=== TASK OBJECTIVE ===
Gather every line holding the string "xlabel".

=== DATA SUPPLIED ===
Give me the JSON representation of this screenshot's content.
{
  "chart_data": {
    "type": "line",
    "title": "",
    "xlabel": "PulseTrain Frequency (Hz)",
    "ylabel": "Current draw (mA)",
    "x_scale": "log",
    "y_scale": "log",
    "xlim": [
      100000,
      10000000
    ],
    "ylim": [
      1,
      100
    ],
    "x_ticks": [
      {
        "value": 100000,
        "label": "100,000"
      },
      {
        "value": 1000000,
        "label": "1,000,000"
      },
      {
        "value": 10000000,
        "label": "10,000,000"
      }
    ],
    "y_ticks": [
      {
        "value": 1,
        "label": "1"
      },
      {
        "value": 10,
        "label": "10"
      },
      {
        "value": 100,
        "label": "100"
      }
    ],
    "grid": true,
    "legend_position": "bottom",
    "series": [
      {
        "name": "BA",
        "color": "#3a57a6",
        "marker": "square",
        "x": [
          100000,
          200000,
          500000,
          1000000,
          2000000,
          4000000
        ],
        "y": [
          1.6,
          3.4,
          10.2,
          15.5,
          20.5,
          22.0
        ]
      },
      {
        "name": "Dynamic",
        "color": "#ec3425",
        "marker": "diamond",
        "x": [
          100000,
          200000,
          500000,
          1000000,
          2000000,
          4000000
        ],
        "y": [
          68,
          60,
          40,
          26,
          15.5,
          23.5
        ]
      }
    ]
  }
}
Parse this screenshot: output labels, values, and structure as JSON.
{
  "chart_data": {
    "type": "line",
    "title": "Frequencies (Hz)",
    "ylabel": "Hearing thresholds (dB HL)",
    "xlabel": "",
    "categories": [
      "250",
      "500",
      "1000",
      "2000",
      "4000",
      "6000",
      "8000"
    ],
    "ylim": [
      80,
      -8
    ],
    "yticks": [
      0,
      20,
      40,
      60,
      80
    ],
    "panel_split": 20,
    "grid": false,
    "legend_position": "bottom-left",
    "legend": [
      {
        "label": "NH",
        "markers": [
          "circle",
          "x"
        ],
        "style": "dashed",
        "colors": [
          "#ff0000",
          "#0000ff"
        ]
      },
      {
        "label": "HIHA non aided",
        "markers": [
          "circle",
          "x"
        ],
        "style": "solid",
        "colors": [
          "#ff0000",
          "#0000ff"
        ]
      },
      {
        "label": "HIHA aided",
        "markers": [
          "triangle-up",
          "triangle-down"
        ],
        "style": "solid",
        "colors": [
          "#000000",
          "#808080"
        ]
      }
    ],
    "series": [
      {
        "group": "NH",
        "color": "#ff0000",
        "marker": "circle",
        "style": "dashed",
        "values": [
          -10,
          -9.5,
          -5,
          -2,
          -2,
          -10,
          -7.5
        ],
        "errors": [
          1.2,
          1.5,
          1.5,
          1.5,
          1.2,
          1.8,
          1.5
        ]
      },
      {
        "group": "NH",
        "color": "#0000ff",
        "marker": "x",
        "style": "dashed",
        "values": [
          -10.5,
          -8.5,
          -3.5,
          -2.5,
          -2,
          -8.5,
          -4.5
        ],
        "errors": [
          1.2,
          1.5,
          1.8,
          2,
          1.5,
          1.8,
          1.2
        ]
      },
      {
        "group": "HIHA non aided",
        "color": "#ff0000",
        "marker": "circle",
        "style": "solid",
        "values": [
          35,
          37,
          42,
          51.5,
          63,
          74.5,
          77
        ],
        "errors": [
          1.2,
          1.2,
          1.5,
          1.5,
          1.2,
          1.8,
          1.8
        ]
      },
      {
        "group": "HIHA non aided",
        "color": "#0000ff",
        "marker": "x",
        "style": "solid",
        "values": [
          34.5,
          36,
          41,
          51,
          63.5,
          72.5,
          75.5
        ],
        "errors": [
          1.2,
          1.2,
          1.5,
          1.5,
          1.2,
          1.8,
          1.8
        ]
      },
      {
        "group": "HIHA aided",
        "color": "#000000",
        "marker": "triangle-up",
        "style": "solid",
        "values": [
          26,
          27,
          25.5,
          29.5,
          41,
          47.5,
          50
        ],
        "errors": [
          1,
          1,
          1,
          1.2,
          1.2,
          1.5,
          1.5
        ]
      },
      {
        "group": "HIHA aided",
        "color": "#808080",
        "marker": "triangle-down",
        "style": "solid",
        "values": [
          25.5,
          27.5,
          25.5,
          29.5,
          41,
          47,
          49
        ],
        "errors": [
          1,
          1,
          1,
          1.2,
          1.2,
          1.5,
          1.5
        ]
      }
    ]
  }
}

=== EXERCISE RESPONSE ===
    "xlabel": "PulseTrain Frequency (Hz)",
    "xlabel": "",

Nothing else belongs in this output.